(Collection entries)
---
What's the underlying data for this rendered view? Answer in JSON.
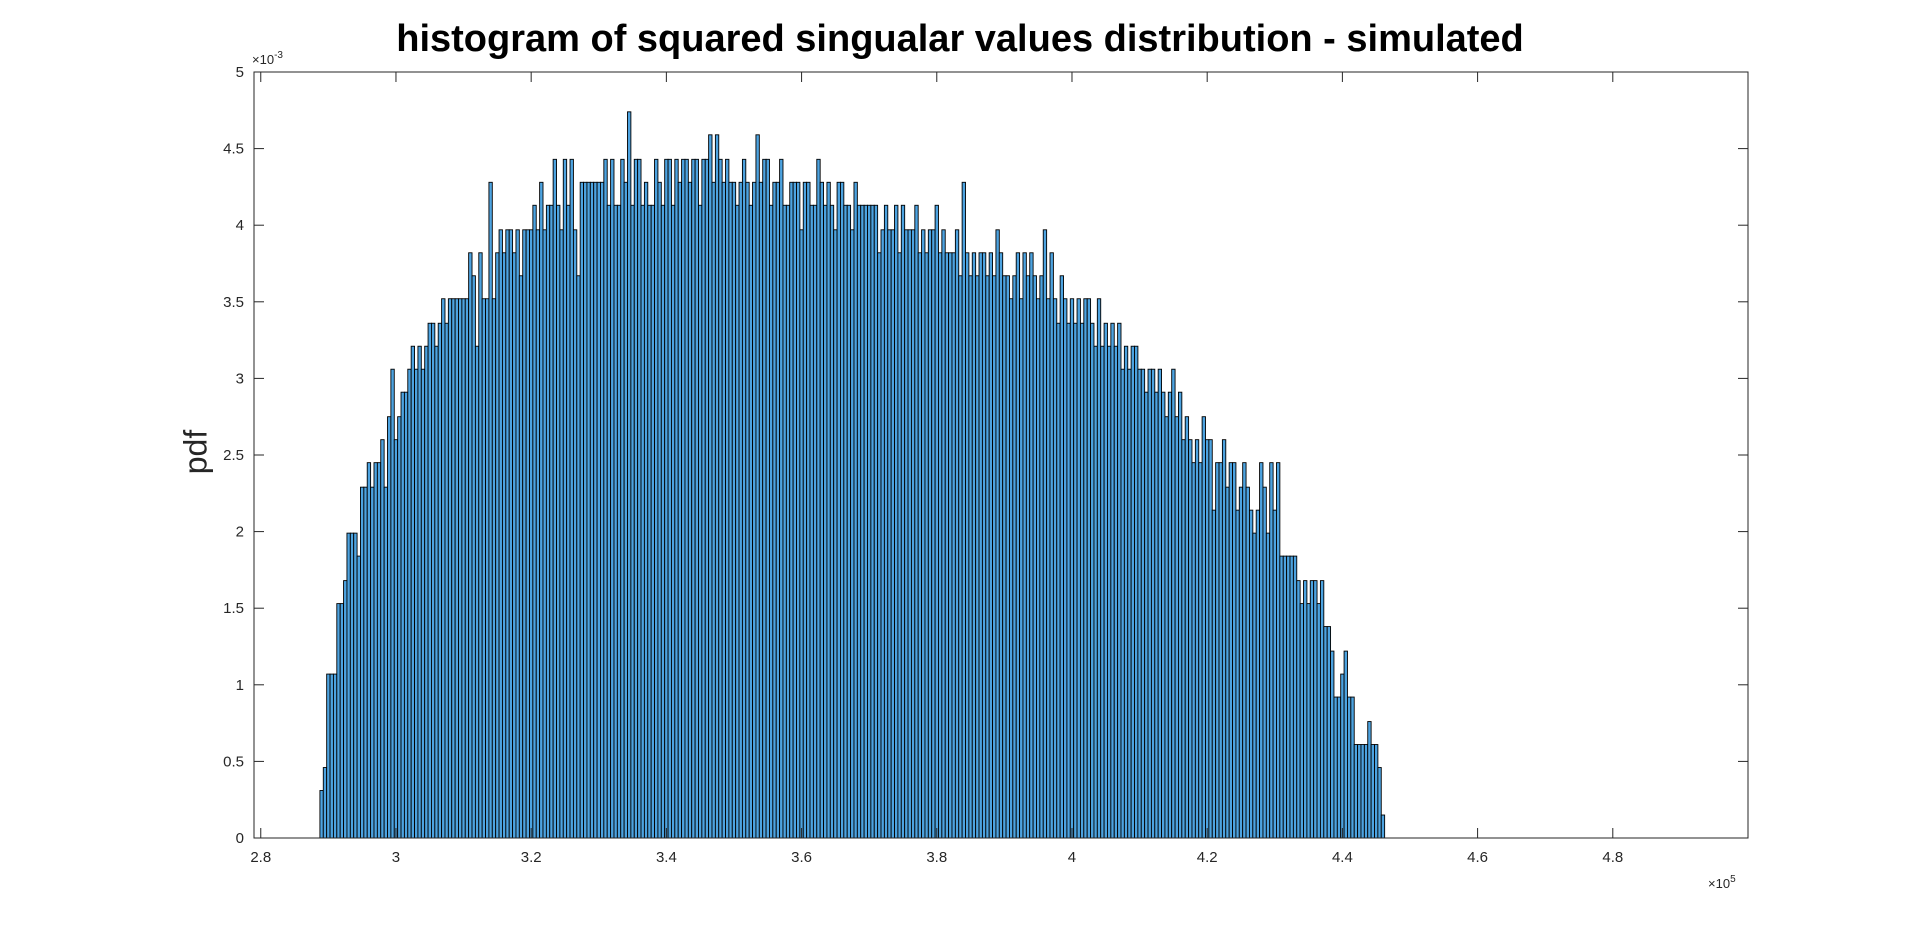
{
  "chart_data": {
    "type": "bar",
    "title": "histogram of squared singualar values distribution - simulated",
    "xlabel": "",
    "ylabel": "pdf",
    "x_exponent_label": "×10",
    "x_exponent_power": "5",
    "y_exponent_label": "×10",
    "y_exponent_power": "-3",
    "x_scale": 100000,
    "y_scale": 0.001,
    "xlim": [
      2.79,
      5.0
    ],
    "ylim": [
      0,
      5
    ],
    "x_ticks": [
      2.8,
      3,
      3.2,
      3.4,
      3.6,
      3.8,
      4,
      4.2,
      4.4,
      4.6,
      4.8
    ],
    "x_tick_labels": [
      "2.8",
      "3",
      "3.2",
      "3.4",
      "3.6",
      "3.8",
      "4",
      "4.2",
      "4.4",
      "4.6",
      "4.8"
    ],
    "y_ticks": [
      0,
      0.5,
      1,
      1.5,
      2,
      2.5,
      3,
      3.5,
      4,
      4.5,
      5
    ],
    "y_tick_labels": [
      "0",
      "0.5",
      "1",
      "1.5",
      "2",
      "2.5",
      "3",
      "3.5",
      "4",
      "4.5",
      "5"
    ],
    "grid": false,
    "bar_color": "#4DA3E0",
    "edge_color": "#000000",
    "bin_start": 2.8875,
    "bin_width": 0.005,
    "values": [
      0.31,
      0.46,
      1.07,
      1.07,
      1.07,
      1.53,
      1.53,
      1.68,
      1.99,
      1.99,
      1.99,
      1.84,
      2.29,
      2.29,
      2.45,
      2.29,
      2.45,
      2.45,
      2.6,
      2.29,
      2.75,
      3.06,
      2.6,
      2.75,
      2.91,
      2.91,
      3.06,
      3.21,
      3.06,
      3.21,
      3.06,
      3.21,
      3.36,
      3.36,
      3.21,
      3.36,
      3.52,
      3.36,
      3.52,
      3.52,
      3.52,
      3.52,
      3.52,
      3.52,
      3.82,
      3.67,
      3.21,
      3.82,
      3.52,
      3.52,
      4.28,
      3.52,
      3.82,
      3.97,
      3.82,
      3.97,
      3.97,
      3.82,
      3.97,
      3.67,
      3.97,
      3.97,
      3.97,
      4.13,
      3.97,
      4.28,
      3.97,
      4.13,
      4.13,
      4.43,
      4.13,
      3.97,
      4.43,
      4.13,
      4.43,
      3.97,
      3.67,
      4.28,
      4.28,
      4.28,
      4.28,
      4.28,
      4.28,
      4.28,
      4.43,
      4.13,
      4.43,
      4.13,
      4.13,
      4.43,
      4.28,
      4.74,
      4.13,
      4.43,
      4.43,
      4.13,
      4.28,
      4.13,
      4.13,
      4.43,
      4.28,
      4.13,
      4.43,
      4.43,
      4.13,
      4.43,
      4.28,
      4.43,
      4.43,
      4.28,
      4.43,
      4.43,
      4.13,
      4.43,
      4.43,
      4.59,
      4.28,
      4.59,
      4.43,
      4.28,
      4.43,
      4.28,
      4.28,
      4.13,
      4.28,
      4.43,
      4.28,
      4.13,
      4.28,
      4.59,
      4.28,
      4.43,
      4.43,
      4.13,
      4.28,
      4.28,
      4.43,
      4.13,
      4.13,
      4.28,
      4.28,
      4.28,
      3.97,
      4.28,
      4.28,
      4.13,
      4.13,
      4.43,
      4.28,
      4.13,
      4.28,
      4.13,
      3.97,
      4.28,
      4.28,
      4.13,
      4.13,
      3.97,
      4.28,
      4.13,
      4.13,
      4.13,
      4.13,
      4.13,
      4.13,
      3.82,
      3.97,
      4.13,
      3.97,
      3.97,
      4.13,
      3.82,
      4.13,
      3.97,
      3.97,
      3.97,
      4.13,
      3.82,
      3.97,
      3.82,
      3.97,
      3.97,
      4.13,
      3.82,
      3.97,
      3.82,
      3.82,
      3.82,
      3.97,
      3.67,
      4.28,
      3.82,
      3.67,
      3.82,
      3.67,
      3.82,
      3.82,
      3.67,
      3.82,
      3.67,
      3.97,
      3.82,
      3.67,
      3.67,
      3.52,
      3.67,
      3.82,
      3.52,
      3.82,
      3.67,
      3.82,
      3.67,
      3.52,
      3.67,
      3.97,
      3.52,
      3.82,
      3.52,
      3.36,
      3.67,
      3.52,
      3.36,
      3.52,
      3.36,
      3.52,
      3.36,
      3.52,
      3.52,
      3.36,
      3.21,
      3.52,
      3.21,
      3.36,
      3.21,
      3.36,
      3.21,
      3.36,
      3.06,
      3.21,
      3.06,
      3.21,
      3.21,
      3.06,
      3.06,
      2.91,
      3.06,
      3.06,
      2.91,
      3.06,
      2.91,
      2.75,
      2.91,
      3.06,
      2.75,
      2.91,
      2.6,
      2.75,
      2.6,
      2.45,
      2.6,
      2.45,
      2.75,
      2.6,
      2.6,
      2.14,
      2.45,
      2.45,
      2.6,
      2.29,
      2.45,
      2.45,
      2.14,
      2.29,
      2.45,
      2.29,
      2.14,
      1.99,
      2.14,
      2.45,
      2.29,
      1.99,
      2.45,
      2.14,
      2.45,
      1.84,
      1.84,
      1.84,
      1.84,
      1.84,
      1.68,
      1.53,
      1.68,
      1.53,
      1.68,
      1.68,
      1.53,
      1.68,
      1.38,
      1.38,
      1.22,
      0.92,
      0.92,
      1.07,
      1.22,
      0.92,
      0.92,
      0.61,
      0.61,
      0.61,
      0.61,
      0.76,
      0.61,
      0.61,
      0.46,
      0.15
    ]
  }
}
---
## TASK PROMPT
Wherever a line in the data above holds "values", copy that line.

## TASK ANSWER
    "title": "histogram of squared singualar values distribution - simulated",
    "values": [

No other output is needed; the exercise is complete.